▶ _Set task_: For the data below, work out how many lines contain the word "могут" and supply only that number.

▶ _Exercise input_:
— START —

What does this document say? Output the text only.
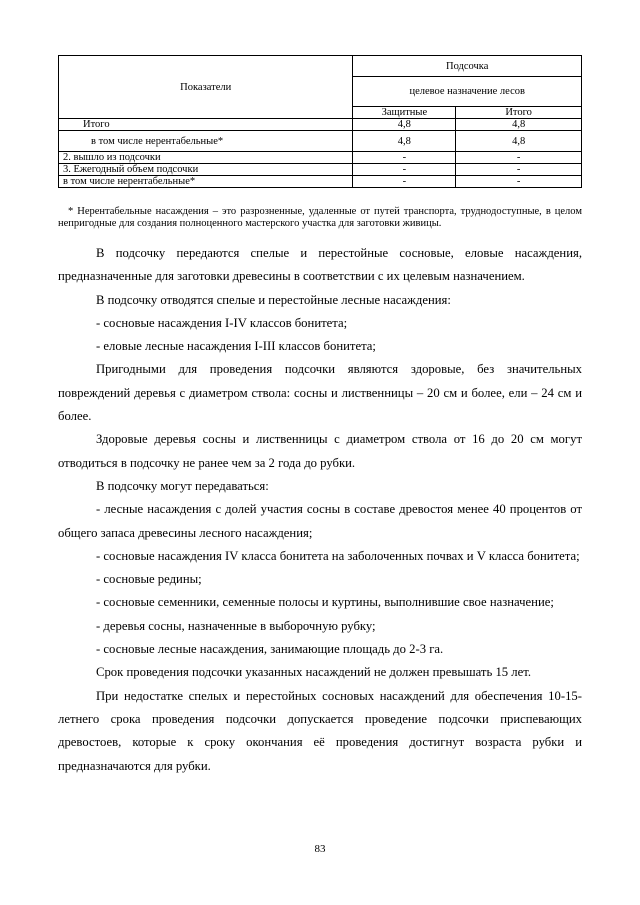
Показатели	Подсочка	
	целевое назначение лесов	
	Защитные	Итого
Итого	4,8	4,8
в том числе нерентабельные*	4,8	4,8
2. вышло из подсочки	-	-
3. Ежегодный объем подсочки	-	-
в том числе нерентабельные*	-	-

* Нерентабельные насаждения – это разрозненные, удаленные от путей транспорта, труднодоступные, в целом непригодные для создания полноценного мастерского участка для заготовки живицы.

В подсочку передаются спелые и перестойные сосновые, еловые насаждения, предназначенные для заготовки древесины в соответствии с их целевым назначением.

В подсочку отводятся спелые и перестойные лесные насаждения:

- сосновые насаждения I-IV классов бонитета;

- еловые лесные насаждения I-III классов бонитета;

Пригодными для проведения подсочки являются здоровые, без значительных повреждений деревья с диаметром ствола: сосны и лиственницы – 20 см и более, ели – 24 см и более.

Здоровые деревья сосны и лиственницы с диаметром ствола от 16 до 20 см могут отводиться в подсочку не ранее чем за 2 года до рубки.

В подсочку могут передаваться:

- лесные насаждения с долей участия сосны в составе древостоя менее 40 процентов от общего запаса древесины лесного насаждения;

- сосновые насаждения IV класса бонитета на заболоченных почвах и V класса бонитета;

- сосновые редины;

- сосновые семенники, семенные полосы и куртины, выполнившие свое назначение;

- деревья сосны, назначенные в выборочную рубку;

- сосновые лесные насаждения, занимающие площадь до 2-3 га.

Срок проведения подсочки указанных насаждений не должен превышать 15 лет.

При недостатке спелых и перестойных сосновых насаждений для обеспечения 10-15-летнего срока проведения подсочки допускается проведение подсочки приспевающих древостоев, которые к сроку окончания её проведения достигнут возраста рубки и предназначаются для рубки.

83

— END —

▶ _Result of this task_: 2